▶ What you need to do: Revise the data below by changing each "ref-line-label" to "reference-line-label". Leave every other part of every line unchanged.

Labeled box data
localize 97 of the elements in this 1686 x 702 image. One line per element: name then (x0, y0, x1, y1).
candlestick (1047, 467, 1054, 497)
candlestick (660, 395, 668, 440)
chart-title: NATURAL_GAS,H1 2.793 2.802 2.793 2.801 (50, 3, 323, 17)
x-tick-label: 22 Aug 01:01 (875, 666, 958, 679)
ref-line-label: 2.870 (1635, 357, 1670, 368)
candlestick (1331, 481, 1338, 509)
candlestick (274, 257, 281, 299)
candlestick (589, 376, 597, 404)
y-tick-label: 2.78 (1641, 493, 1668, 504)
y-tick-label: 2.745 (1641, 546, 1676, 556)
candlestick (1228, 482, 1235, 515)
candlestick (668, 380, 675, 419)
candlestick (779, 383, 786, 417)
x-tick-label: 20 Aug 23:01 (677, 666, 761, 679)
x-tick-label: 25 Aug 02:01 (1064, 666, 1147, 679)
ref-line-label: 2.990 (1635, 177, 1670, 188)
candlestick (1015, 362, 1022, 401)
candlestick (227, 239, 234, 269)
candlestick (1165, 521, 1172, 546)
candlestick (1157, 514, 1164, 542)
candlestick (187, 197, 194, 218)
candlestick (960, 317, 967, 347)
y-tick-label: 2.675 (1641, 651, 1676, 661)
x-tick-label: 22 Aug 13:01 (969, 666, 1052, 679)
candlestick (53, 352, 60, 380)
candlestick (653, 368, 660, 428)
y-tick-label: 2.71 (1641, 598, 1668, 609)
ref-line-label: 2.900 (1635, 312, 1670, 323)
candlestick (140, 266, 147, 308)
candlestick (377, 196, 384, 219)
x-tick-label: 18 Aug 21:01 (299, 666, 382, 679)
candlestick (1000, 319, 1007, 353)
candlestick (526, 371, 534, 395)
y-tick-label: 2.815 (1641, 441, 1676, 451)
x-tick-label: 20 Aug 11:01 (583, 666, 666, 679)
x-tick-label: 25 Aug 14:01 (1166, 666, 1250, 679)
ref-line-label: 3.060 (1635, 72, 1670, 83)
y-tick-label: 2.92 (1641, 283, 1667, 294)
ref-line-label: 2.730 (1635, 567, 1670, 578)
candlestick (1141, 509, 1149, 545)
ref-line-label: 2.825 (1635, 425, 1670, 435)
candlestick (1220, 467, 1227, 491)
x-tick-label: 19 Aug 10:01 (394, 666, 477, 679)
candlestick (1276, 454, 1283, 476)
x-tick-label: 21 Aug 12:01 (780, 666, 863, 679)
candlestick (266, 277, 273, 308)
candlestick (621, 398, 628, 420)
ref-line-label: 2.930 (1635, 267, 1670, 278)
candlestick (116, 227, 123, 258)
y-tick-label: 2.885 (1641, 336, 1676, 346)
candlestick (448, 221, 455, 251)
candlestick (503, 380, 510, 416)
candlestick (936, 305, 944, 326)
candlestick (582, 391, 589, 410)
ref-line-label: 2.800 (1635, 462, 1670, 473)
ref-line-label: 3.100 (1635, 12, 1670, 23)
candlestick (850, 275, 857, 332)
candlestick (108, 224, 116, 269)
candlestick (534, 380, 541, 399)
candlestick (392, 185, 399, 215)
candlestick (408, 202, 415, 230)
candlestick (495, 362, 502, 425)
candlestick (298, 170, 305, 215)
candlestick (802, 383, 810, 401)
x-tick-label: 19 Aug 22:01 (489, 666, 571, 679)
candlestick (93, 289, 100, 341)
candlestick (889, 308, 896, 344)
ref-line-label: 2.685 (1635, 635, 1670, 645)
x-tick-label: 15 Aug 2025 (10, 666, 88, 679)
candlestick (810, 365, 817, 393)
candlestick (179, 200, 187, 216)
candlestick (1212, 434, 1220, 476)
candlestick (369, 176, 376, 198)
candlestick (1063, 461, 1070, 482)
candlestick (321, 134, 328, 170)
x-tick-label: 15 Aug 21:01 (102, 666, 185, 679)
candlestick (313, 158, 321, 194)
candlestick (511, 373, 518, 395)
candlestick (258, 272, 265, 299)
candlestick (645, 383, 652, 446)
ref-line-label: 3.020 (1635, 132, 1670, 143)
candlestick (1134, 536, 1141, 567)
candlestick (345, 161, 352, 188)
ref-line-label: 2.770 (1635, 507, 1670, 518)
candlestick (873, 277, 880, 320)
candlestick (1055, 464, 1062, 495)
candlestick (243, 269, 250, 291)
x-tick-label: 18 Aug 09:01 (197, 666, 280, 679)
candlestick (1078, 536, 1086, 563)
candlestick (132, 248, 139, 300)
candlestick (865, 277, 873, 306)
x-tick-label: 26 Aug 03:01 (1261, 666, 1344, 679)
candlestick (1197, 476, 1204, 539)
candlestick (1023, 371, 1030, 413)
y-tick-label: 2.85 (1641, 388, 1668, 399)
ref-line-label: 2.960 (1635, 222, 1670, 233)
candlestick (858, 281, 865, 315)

▶ Solution to the exercise:
localize 97 of the elements in this 1686 x 702 image. One line per element: name then (x0, y0, x1, y1).
candlestick (1047, 467, 1054, 497)
candlestick (660, 395, 668, 440)
chart-title: NATURAL_GAS,H1 2.793 2.802 2.793 2.801 (50, 3, 323, 17)
x-tick-label: 22 Aug 01:01 (875, 666, 958, 679)
reference-line-label: 2.870 (1635, 357, 1670, 368)
candlestick (1331, 481, 1338, 509)
candlestick (274, 257, 281, 299)
candlestick (589, 376, 597, 404)
y-tick-label: 2.78 (1641, 493, 1668, 504)
y-tick-label: 2.745 (1641, 546, 1676, 556)
candlestick (1228, 482, 1235, 515)
candlestick (668, 380, 675, 419)
candlestick (779, 383, 786, 417)
x-tick-label: 20 Aug 23:01 (677, 666, 761, 679)
x-tick-label: 25 Aug 02:01 (1064, 666, 1147, 679)
reference-line-label: 2.990 (1635, 177, 1670, 188)
candlestick (1015, 362, 1022, 401)
candlestick (227, 239, 234, 269)
candlestick (1165, 521, 1172, 546)
candlestick (1157, 514, 1164, 542)
candlestick (187, 197, 194, 218)
candlestick (960, 317, 967, 347)
y-tick-label: 2.675 (1641, 651, 1676, 661)
x-tick-label: 22 Aug 13:01 (969, 666, 1052, 679)
candlestick (53, 352, 60, 380)
candlestick (653, 368, 660, 428)
y-tick-label: 2.71 (1641, 598, 1668, 609)
reference-line-label: 2.900 (1635, 312, 1670, 323)
candlestick (140, 266, 147, 308)
candlestick (377, 196, 384, 219)
x-tick-label: 18 Aug 21:01 (299, 666, 382, 679)
candlestick (1000, 319, 1007, 353)
candlestick (526, 371, 534, 395)
y-tick-label: 2.815 (1641, 441, 1676, 451)
x-tick-label: 20 Aug 11:01 (583, 666, 666, 679)
x-tick-label: 25 Aug 14:01 (1166, 666, 1250, 679)
reference-line-label: 3.060 (1635, 72, 1670, 83)
y-tick-label: 2.92 (1641, 283, 1667, 294)
reference-line-label: 2.730 (1635, 567, 1670, 578)
candlestick (1141, 509, 1149, 545)
reference-line-label: 2.825 (1635, 425, 1670, 435)
candlestick (1220, 467, 1227, 491)
x-tick-label: 19 Aug 10:01 (394, 666, 477, 679)
candlestick (1276, 454, 1283, 476)
x-tick-label: 21 Aug 12:01 (780, 666, 863, 679)
candlestick (266, 277, 273, 308)
candlestick (621, 398, 628, 420)
reference-line-label: 2.930 (1635, 267, 1670, 278)
candlestick (116, 227, 123, 258)
y-tick-label: 2.885 (1641, 336, 1676, 346)
candlestick (448, 221, 455, 251)
candlestick (503, 380, 510, 416)
candlestick (936, 305, 944, 326)
candlestick (582, 391, 589, 410)
reference-line-label: 2.800 (1635, 462, 1670, 473)
reference-line-label: 3.100 (1635, 12, 1670, 23)
candlestick (850, 275, 857, 332)
candlestick (108, 224, 116, 269)
candlestick (534, 380, 541, 399)
candlestick (392, 185, 399, 215)
candlestick (408, 202, 415, 230)
candlestick (495, 362, 502, 425)
candlestick (298, 170, 305, 215)
candlestick (802, 383, 810, 401)
x-tick-label: 19 Aug 22:01 (489, 666, 571, 679)
candlestick (93, 289, 100, 341)
candlestick (889, 308, 896, 344)
reference-line-label: 2.685 (1635, 635, 1670, 645)
x-tick-label: 15 Aug 2025 (10, 666, 88, 679)
candlestick (810, 365, 817, 393)
candlestick (179, 200, 187, 216)
candlestick (1212, 434, 1220, 476)
candlestick (369, 176, 376, 198)
candlestick (1063, 461, 1070, 482)
candlestick (321, 134, 328, 170)
x-tick-label: 15 Aug 21:01 (102, 666, 185, 679)
candlestick (313, 158, 321, 194)
candlestick (511, 373, 518, 395)
candlestick (258, 272, 265, 299)
candlestick (645, 383, 652, 446)
reference-line-label: 3.020 (1635, 132, 1670, 143)
candlestick (1134, 536, 1141, 567)
candlestick (345, 161, 352, 188)
reference-line-label: 2.770 (1635, 507, 1670, 518)
candlestick (873, 277, 880, 320)
candlestick (1055, 464, 1062, 495)
candlestick (243, 269, 250, 291)
x-tick-label: 18 Aug 09:01 (197, 666, 280, 679)
candlestick (1078, 536, 1086, 563)
candlestick (132, 248, 139, 300)
candlestick (865, 277, 873, 306)
x-tick-label: 26 Aug 03:01 (1261, 666, 1344, 679)
candlestick (1197, 476, 1204, 539)
candlestick (1023, 371, 1030, 413)
y-tick-label: 2.85 (1641, 388, 1668, 399)
reference-line-label: 2.960 (1635, 222, 1670, 233)
candlestick (858, 281, 865, 315)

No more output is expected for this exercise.